--- WORK TO COMPLETE ---
In the entries below, identify every line with the string "Place" and copy it.

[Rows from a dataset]

──────────────────────────────

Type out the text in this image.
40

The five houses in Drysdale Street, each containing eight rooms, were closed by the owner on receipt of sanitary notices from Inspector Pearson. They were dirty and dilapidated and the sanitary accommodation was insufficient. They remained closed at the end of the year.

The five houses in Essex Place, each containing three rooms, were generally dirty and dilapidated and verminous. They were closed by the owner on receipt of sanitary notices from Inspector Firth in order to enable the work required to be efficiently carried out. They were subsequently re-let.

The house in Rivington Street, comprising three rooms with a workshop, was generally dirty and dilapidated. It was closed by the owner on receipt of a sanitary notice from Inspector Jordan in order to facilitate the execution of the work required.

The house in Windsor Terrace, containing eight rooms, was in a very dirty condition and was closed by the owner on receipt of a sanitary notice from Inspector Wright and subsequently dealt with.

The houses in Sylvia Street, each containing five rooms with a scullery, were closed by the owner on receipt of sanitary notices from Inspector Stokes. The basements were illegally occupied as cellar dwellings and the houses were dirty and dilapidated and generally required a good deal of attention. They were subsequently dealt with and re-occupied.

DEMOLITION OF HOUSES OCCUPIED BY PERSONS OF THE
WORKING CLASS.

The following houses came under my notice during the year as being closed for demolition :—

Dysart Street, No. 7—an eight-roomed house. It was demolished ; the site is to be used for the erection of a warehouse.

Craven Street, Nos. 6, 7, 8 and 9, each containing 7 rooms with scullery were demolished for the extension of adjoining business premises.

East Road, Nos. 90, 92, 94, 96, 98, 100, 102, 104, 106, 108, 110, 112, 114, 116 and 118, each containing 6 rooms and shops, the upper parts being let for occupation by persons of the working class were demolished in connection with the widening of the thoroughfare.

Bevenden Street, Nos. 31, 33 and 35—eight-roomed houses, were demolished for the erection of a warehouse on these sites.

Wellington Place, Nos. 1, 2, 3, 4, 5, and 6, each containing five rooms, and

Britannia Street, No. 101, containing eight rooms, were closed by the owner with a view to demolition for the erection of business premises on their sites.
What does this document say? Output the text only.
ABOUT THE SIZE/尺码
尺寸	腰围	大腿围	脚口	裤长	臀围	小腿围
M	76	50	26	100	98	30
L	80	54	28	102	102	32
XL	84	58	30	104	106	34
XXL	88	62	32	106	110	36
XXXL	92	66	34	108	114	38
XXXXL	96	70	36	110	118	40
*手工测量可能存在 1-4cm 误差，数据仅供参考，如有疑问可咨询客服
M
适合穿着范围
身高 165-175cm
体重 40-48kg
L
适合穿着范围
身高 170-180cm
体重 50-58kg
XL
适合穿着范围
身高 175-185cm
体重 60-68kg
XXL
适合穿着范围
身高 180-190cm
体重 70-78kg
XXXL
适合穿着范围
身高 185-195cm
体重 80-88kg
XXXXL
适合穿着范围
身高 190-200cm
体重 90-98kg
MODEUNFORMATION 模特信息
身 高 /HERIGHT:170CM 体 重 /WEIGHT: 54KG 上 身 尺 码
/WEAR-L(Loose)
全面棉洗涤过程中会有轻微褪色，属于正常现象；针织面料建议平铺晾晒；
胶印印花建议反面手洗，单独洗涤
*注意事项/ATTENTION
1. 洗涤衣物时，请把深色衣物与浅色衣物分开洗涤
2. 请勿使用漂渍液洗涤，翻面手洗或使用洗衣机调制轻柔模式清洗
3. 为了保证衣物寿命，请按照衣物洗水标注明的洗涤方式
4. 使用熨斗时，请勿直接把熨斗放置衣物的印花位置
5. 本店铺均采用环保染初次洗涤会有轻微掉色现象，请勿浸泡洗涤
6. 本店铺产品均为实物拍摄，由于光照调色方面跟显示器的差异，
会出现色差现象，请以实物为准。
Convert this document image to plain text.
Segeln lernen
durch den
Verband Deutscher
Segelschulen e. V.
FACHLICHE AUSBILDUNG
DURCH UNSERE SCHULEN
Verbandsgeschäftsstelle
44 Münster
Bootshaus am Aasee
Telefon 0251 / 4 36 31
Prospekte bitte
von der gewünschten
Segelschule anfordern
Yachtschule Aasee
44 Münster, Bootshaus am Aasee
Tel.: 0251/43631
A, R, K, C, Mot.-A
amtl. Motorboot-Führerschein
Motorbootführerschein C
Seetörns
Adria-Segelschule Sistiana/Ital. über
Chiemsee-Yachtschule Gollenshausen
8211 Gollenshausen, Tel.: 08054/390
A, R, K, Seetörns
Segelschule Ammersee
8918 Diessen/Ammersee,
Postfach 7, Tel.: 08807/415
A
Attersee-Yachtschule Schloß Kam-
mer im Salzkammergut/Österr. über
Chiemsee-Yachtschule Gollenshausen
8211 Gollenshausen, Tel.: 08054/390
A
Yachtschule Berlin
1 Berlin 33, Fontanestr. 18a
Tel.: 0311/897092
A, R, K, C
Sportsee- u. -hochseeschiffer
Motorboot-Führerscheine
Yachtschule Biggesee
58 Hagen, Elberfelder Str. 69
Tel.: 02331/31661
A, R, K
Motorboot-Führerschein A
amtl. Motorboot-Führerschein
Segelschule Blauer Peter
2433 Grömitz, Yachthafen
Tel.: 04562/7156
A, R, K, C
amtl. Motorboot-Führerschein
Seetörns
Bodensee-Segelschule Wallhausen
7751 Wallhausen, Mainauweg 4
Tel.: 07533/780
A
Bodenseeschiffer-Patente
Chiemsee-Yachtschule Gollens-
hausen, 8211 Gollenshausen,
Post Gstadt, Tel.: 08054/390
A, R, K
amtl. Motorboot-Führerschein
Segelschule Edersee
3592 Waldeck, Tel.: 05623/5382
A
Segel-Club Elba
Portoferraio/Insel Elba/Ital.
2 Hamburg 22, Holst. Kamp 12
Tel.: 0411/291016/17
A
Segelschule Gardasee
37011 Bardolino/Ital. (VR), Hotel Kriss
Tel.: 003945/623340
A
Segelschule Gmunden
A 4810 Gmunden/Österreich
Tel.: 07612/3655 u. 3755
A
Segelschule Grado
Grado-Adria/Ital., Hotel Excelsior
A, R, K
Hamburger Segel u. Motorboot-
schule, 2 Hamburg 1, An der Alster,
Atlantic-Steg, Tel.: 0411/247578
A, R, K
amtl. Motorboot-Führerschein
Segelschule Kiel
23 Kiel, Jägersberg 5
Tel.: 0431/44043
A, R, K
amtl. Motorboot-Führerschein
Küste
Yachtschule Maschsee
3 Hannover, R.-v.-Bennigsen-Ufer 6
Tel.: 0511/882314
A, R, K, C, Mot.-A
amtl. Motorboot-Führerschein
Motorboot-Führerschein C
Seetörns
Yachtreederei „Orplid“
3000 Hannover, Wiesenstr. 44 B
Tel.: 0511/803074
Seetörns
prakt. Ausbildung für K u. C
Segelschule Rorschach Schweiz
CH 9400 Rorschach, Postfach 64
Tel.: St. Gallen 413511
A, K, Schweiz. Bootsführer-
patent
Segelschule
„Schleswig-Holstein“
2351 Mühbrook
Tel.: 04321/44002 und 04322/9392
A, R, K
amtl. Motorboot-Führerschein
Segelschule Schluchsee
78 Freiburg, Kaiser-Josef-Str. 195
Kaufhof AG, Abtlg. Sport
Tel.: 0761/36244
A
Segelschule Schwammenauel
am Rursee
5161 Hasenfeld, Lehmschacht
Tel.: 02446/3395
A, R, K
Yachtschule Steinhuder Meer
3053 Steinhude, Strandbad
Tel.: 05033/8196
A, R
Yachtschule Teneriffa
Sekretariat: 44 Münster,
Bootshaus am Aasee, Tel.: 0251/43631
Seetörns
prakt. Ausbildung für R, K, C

──────────────────────────────

--- TASK OUTPUT ---
The five houses in Essex Place, each containing three rooms, were generally dirty and dilapidated and verminous. They were closed by the owner on receipt of sanitary notices from Inspector Firth in order to enable the work required to be efficiently carried out. They were subsequently re-let.
Wellington Place, Nos. 1, 2, 3, 4, 5, and 6, each containing five rooms, and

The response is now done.